# Task
Search the material for the word "entre" and report each line where it turns up.

#### Task material ####

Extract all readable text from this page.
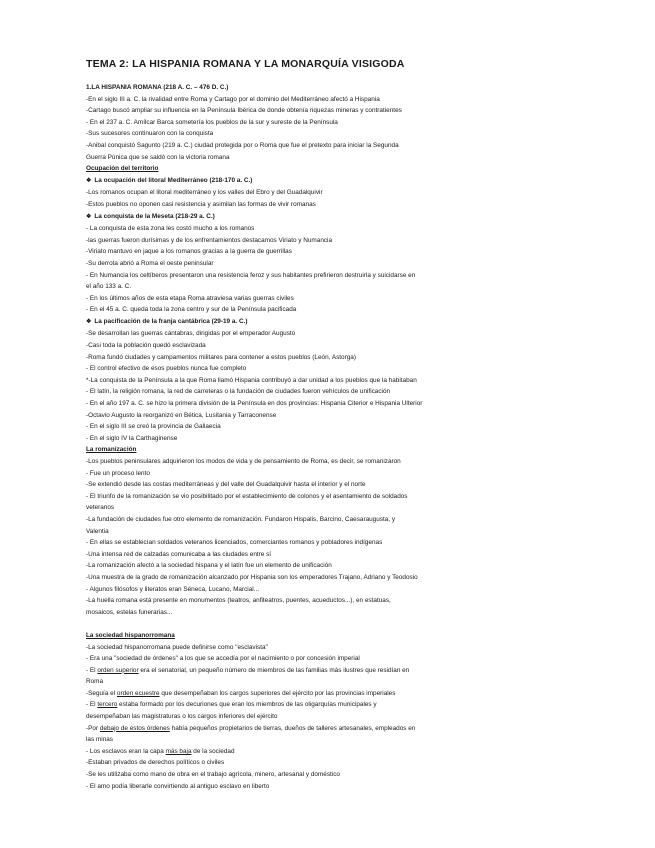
TEMA 2: LA HISPANIA ROMANA Y LA MONARQUÍA VISIGODA
1.LA HISPANIA ROMANA (218 A. C. – 476 D. C.)
-En el siglo III a. C. la rivalidad entre Roma y Cartago por el dominio del Mediterráneo afectó a Hispania
-Cartago buscó ampliar su influencia en la Península Ibérica de donde obtenía riquezas mineras y contratientes
- En el 237 a. C. Amílcar Barca sometería los pueblos de la sur y sureste de la Península
-Sus sucesores continuaron con la conquista
-Anibal conquistó Sagunto (219 a. C.) ciudad protegida por o Roma que fue el pretexto para iniciar la Segunda
Guerra Púnica que se saldó con la victoria romana
Ocupación del territorio
❖ La ocupación del litoral Mediterráneo (218-170 a. C.)
-Los romanos ocupan el litoral mediterráneo y los valles del Ebro y del Guadalquivir
-Estos pueblos no oponen casi resistencia y asimilan las formas de vivir romanas
❖ La conquista de la Meseta (218-29 a. C.)
- La conquista de esta zona les costó mucho a los romanos
-las guerras fueron durísimas y de los enfrentamientos destacamos Viriato y Numancia
-Viriato mantuvo en jaque a los romanos gracias a la guerra de guerrillas
-Su derrota abrió a Roma el oeste peninsular
- En Numancia los celtíberos presentaron una resistencia feroz y sus habitantes prefirieron destruirla y suicidarse en
el año 133 a. C.
- En los últimos años de esta etapa Roma atraviesa varias guerras civiles
- En el 45 a. C. queda toda la zona centro y sur de la Península pacificada
❖ La pacificación de la franja cantábrica (29-19 a. C.)
-Se desarrollan las guerras cántabras, dirigidas por el emperador Augusto
-Casi toda la población quedó esclavizada
-Roma fundó ciudades y campamentos militares para contener a estos pueblos (León, Astorga)
- El control efectivo de esos pueblos nunca fue completo
*-La conquista de la Península a la que Roma llamó Hispania contribuyó a dar unidad a los pueblos que la habitaban
- El latín, la religión romana, la red de carreteras o la fundación de ciudades fueron vehículos de unificación
- En el año 197 a. C. se hizo la primera división de la Península en dos provincias: Hispania Citerior e Hispania Ulterior
-Octavio Augusto la reorganizó en Bética, Lusitania y Tarraconense
- En el siglo III se creó la provincia de Gallaecia
- En el siglo IV la Carthaginense
La romanización
-Los pueblos peninsulares adquirieron los modos de vida y de pensamiento de Roma, es decir, se romanizaron
- Fue un proceso lento
-Se extendió desde las costas mediterráneas y del valle del Guadalquivir hasta el interior y el norte
- El triunfo de la romanización se vio posibilitado por el establecimiento de colonos y el asentamiento de soldados
veteranos
-La fundación de ciudades fue otro elemento de romanización. Fundaron Hispalis, Barcino, Caesaraugusta, y
Valentia
- En ellas se establecían soldados veteranos licenciados, comerciantes romanos y pobladores indígenas
-Una intensa red de calzadas comunicaba a las ciudades entre sí
-La romanización afectó a la sociedad hispana y el latín fue un elemento de unificación
-Una muestra de la grado de romanización alcanzado por Hispania son los emperadores Trajano, Adriano y Teodosio
- Algunos filósofos y literatos eran Séneca, Lucano, Marcial...
-La huella romana está presente en monumentos (teatros, anfiteatros, puentes, acueductos...), en estatuas,
mosaicos, estelas funerarias...
La sociedad hispanorromana
-La sociedad hispanorromana puede definirse como "esclavista"
- Era una "sociedad de órdenes" a los que se accedía por el nacimiento o por concesión imperial
- El orden superior era el senatorial, un pequeño número de miembros de las familias más ilustres que residían en
Roma
-Seguía el orden ecuestre que desempeñaban los cargos superiores del ejército por las provincias imperiales
- El tercero estaba formado por los decuriones que eran los miembros de las oligarquías municipales y
desempeñaban las magistraturas o los cargos inferiores del ejército
-Por debajo de estos órdenes había pequeños propietarios de tierras, dueños de talleres artesanales, empleados en
las minas
- Los esclavos eran la capa más baja de la sociedad
-Estaban privados de derechos políticos o civiles
-Se les utilizaba como mano de obra en el trabajo agrícola, minero, artesanal y doméstico
- El amo podía liberarle convirtiendo al antiguo esclavo en liberto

####

# Complete output
-En el siglo III a. C. la rivalidad entre Roma y Cartago por el dominio del Mediterráneo afectó a Hispania
-Una intensa red de calzadas comunicaba a las ciudades entre sí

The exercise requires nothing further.